* **Problem requirements**: Reproduce every record below exactly as it appears.

* **Data provided**:
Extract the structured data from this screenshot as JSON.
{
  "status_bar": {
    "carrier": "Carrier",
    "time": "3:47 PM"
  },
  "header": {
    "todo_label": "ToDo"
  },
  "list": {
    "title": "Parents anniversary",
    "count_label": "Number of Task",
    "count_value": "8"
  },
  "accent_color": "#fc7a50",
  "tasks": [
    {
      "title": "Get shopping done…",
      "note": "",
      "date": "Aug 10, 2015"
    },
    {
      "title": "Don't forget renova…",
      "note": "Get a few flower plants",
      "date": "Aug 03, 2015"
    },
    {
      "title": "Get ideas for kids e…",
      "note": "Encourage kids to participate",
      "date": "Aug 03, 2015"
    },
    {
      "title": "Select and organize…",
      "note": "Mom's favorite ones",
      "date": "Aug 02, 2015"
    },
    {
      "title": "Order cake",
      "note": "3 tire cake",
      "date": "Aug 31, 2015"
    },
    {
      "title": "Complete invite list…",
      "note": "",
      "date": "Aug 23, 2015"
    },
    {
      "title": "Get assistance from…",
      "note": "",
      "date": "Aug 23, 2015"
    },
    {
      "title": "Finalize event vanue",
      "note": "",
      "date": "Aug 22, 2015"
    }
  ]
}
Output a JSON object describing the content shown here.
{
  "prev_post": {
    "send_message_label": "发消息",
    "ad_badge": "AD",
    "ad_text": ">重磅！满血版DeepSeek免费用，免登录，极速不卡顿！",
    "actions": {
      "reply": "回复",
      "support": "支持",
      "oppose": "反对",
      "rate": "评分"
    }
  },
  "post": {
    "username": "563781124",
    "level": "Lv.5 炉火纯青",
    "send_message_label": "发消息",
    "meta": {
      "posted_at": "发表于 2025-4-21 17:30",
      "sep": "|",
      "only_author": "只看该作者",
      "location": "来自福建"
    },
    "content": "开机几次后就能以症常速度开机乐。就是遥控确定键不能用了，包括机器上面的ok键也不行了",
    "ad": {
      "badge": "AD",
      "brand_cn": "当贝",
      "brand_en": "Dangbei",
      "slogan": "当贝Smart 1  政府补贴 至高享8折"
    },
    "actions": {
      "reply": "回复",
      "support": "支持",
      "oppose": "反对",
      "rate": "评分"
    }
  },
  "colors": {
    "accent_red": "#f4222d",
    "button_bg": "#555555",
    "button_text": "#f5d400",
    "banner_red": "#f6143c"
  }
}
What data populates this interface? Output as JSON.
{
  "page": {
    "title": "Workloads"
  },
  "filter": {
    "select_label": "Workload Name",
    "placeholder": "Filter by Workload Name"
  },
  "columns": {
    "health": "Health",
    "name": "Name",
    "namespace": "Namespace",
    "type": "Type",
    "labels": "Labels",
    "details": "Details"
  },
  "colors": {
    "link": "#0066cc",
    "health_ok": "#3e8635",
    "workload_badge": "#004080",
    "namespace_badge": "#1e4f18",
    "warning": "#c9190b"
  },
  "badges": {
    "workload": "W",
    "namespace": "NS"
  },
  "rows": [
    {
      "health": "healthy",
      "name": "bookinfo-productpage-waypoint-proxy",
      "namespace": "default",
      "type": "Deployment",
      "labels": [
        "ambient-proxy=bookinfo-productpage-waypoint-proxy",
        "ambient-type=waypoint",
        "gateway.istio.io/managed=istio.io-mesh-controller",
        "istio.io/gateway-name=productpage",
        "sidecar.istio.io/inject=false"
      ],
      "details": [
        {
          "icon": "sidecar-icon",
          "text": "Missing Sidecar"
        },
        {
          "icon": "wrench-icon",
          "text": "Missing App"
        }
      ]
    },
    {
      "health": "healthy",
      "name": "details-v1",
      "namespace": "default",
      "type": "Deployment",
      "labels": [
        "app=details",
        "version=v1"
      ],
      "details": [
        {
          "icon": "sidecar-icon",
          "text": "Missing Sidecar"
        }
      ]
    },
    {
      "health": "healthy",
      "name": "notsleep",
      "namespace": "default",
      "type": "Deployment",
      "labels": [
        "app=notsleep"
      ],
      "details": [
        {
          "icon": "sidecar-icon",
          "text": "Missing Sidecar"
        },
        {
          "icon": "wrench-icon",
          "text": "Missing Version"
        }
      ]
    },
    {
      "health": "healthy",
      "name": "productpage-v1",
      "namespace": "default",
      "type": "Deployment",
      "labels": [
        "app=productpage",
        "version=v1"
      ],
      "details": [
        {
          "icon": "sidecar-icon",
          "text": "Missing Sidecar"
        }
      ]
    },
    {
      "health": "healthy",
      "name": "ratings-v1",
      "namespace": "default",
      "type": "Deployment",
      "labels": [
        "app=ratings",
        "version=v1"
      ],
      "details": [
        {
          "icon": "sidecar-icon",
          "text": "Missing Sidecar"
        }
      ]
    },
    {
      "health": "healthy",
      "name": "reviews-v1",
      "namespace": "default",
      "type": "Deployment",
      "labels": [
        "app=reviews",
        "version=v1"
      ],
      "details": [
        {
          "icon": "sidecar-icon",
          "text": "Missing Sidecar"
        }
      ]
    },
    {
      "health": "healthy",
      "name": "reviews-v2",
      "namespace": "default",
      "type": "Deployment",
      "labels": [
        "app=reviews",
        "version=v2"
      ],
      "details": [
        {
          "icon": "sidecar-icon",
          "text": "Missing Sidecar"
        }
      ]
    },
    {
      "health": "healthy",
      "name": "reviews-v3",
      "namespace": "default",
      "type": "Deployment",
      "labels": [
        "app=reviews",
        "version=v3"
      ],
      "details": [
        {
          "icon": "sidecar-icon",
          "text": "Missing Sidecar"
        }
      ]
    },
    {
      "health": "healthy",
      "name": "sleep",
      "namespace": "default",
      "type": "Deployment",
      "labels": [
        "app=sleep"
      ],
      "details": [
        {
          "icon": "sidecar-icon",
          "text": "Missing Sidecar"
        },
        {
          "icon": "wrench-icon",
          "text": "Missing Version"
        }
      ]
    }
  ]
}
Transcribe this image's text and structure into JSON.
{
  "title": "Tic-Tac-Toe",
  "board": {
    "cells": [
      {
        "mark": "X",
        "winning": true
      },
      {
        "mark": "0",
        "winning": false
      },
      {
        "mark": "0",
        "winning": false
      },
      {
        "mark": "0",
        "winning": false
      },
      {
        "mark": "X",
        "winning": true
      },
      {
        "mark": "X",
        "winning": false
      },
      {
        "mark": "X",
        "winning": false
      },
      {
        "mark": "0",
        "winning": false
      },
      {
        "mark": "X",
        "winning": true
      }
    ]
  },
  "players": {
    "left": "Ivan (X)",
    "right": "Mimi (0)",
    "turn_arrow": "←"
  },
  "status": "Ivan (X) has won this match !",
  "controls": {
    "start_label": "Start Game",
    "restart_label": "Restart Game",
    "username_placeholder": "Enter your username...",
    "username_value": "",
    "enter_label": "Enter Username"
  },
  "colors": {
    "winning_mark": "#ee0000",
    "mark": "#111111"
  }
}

* **Task answer**:
Extract the structured data from this screenshot as JSON.
{
  "status_bar": {
    "carrier": "Carrier",
    "time": "3:47 PM"
  },
  "header": {
    "todo_label": "ToDo"
  },
  "list": {
    "title": "Parents anniversary",
    "count_label": "Number of Task",
    "count_value": "8"
  },
  "accent_color": "#fc7a50",
  "tasks": [
    {
      "title": "Get shopping done…",
      "note": "",
      "date": "Aug 10, 2015"
    },
    {
      "title": "Don't forget renova…",
      "note": "Get a few flower plants",
      "date": "Aug 03, 2015"
    },
    {
      "title": "Get ideas for kids e…",
      "note": "Encourage kids to participate",
      "date": "Aug 03, 2015"
    },
    {
      "title": "Select and organize…",
      "note": "Mom's favorite ones",
      "date": "Aug 02, 2015"
    },
    {
      "title": "Order cake",
      "note": "3 tire cake",
      "date": "Aug 31, 2015"
    },
    {
      "title": "Complete invite list…",
      "note": "",
      "date": "Aug 23, 2015"
    },
    {
      "title": "Get assistance from…",
      "note": "",
      "date": "Aug 23, 2015"
    },
    {
      "title": "Finalize event vanue",
      "note": "",
      "date": "Aug 22, 2015"
    }
  ]
}
Output a JSON object describing the content shown here.
{
  "prev_post": {
    "send_message_label": "发消息",
    "ad_badge": "AD",
    "ad_text": ">重磅！满血版DeepSeek免费用，免登录，极速不卡顿！",
    "actions": {
      "reply": "回复",
      "support": "支持",
      "oppose": "反对",
      "rate": "评分"
    }
  },
  "post": {
    "username": "563781124",
    "level": "Lv.5 炉火纯青",
    "send_message_label": "发消息",
    "meta": {
      "posted_at": "发表于 2025-4-21 17:30",
      "sep": "|",
      "only_author": "只看该作者",
      "location": "来自福建"
    },
    "content": "开机几次后就能以症常速度开机乐。就是遥控确定键不能用了，包括机器上面的ok键也不行了",
    "ad": {
      "badge": "AD",
      "brand_cn": "当贝",
      "brand_en": "Dangbei",
      "slogan": "当贝Smart 1  政府补贴 至高享8折"
    },
    "actions": {
      "reply": "回复",
      "support": "支持",
      "oppose": "反对",
      "rate": "评分"
    }
  },
  "colors": {
    "accent_red": "#f4222d",
    "button_bg": "#555555",
    "button_text": "#f5d400",
    "banner_red": "#f6143c"
  }
}
What data populates this interface? Output as JSON.
{
  "page": {
    "title": "Workloads"
  },
  "filter": {
    "select_label": "Workload Name",
    "placeholder": "Filter by Workload Name"
  },
  "columns": {
    "health": "Health",
    "name": "Name",
    "namespace": "Namespace",
    "type": "Type",
    "labels": "Labels",
    "details": "Details"
  },
  "colors": {
    "link": "#0066cc",
    "health_ok": "#3e8635",
    "workload_badge": "#004080",
    "namespace_badge": "#1e4f18",
    "warning": "#c9190b"
  },
  "badges": {
    "workload": "W",
    "namespace": "NS"
  },
  "rows": [
    {
      "health": "healthy",
      "name": "bookinfo-productpage-waypoint-proxy",
      "namespace": "default",
      "type": "Deployment",
      "labels": [
        "ambient-proxy=bookinfo-productpage-waypoint-proxy",
        "ambient-type=waypoint",
        "gateway.istio.io/managed=istio.io-mesh-controller",
        "istio.io/gateway-name=productpage",
        "sidecar.istio.io/inject=false"
      ],
      "details": [
        {
          "icon": "sidecar-icon",
          "text": "Missing Sidecar"
        },
        {
          "icon": "wrench-icon",
          "text": "Missing App"
        }
      ]
    },
    {
      "health": "healthy",
      "name": "details-v1",
      "namespace": "default",
      "type": "Deployment",
      "labels": [
        "app=details",
        "version=v1"
      ],
      "details": [
        {
          "icon": "sidecar-icon",
          "text": "Missing Sidecar"
        }
      ]
    },
    {
      "health": "healthy",
      "name": "notsleep",
      "namespace": "default",
      "type": "Deployment",
      "labels": [
        "app=notsleep"
      ],
      "details": [
        {
          "icon": "sidecar-icon",
          "text": "Missing Sidecar"
        },
        {
          "icon": "wrench-icon",
          "text": "Missing Version"
        }
      ]
    },
    {
      "health": "healthy",
      "name": "productpage-v1",
      "namespace": "default",
      "type": "Deployment",
      "labels": [
        "app=productpage",
        "version=v1"
      ],
      "details": [
        {
          "icon": "sidecar-icon",
          "text": "Missing Sidecar"
        }
      ]
    },
    {
      "health": "healthy",
      "name": "ratings-v1",
      "namespace": "default",
      "type": "Deployment",
      "labels": [
        "app=ratings",
        "version=v1"
      ],
      "details": [
        {
          "icon": "sidecar-icon",
          "text": "Missing Sidecar"
        }
      ]
    },
    {
      "health": "healthy",
      "name": "reviews-v1",
      "namespace": "default",
      "type": "Deployment",
      "labels": [
        "app=reviews",
        "version=v1"
      ],
      "details": [
        {
          "icon": "sidecar-icon",
          "text": "Missing Sidecar"
        }
      ]
    },
    {
      "health": "healthy",
      "name": "reviews-v2",
      "namespace": "default",
      "type": "Deployment",
      "labels": [
        "app=reviews",
        "version=v2"
      ],
      "details": [
        {
          "icon": "sidecar-icon",
          "text": "Missing Sidecar"
        }
      ]
    },
    {
      "health": "healthy",
      "name": "reviews-v3",
      "namespace": "default",
      "type": "Deployment",
      "labels": [
        "app=reviews",
        "version=v3"
      ],
      "details": [
        {
          "icon": "sidecar-icon",
          "text": "Missing Sidecar"
        }
      ]
    },
    {
      "health": "healthy",
      "name": "sleep",
      "namespace": "default",
      "type": "Deployment",
      "labels": [
        "app=sleep"
      ],
      "details": [
        {
          "icon": "sidecar-icon",
          "text": "Missing Sidecar"
        },
        {
          "icon": "wrench-icon",
          "text": "Missing Version"
        }
      ]
    }
  ]
}
Transcribe this image's text and structure into JSON.
{
  "title": "Tic-Tac-Toe",
  "board": {
    "cells": [
      {
        "mark": "X",
        "winning": true
      },
      {
        "mark": "0",
        "winning": false
      },
      {
        "mark": "0",
        "winning": false
      },
      {
        "mark": "0",
        "winning": false
      },
      {
        "mark": "X",
        "winning": true
      },
      {
        "mark": "X",
        "winning": false
      },
      {
        "mark": "X",
        "winning": false
      },
      {
        "mark": "0",
        "winning": false
      },
      {
        "mark": "X",
        "winning": true
      }
    ]
  },
  "players": {
    "left": "Ivan (X)",
    "right": "Mimi (0)",
    "turn_arrow": "←"
  },
  "status": "Ivan (X) has won this match !",
  "controls": {
    "start_label": "Start Game",
    "restart_label": "Restart Game",
    "username_placeholder": "Enter your username...",
    "username_value": "",
    "enter_label": "Enter Username"
  },
  "colors": {
    "winning_mark": "#ee0000",
    "mark": "#111111"
  }
}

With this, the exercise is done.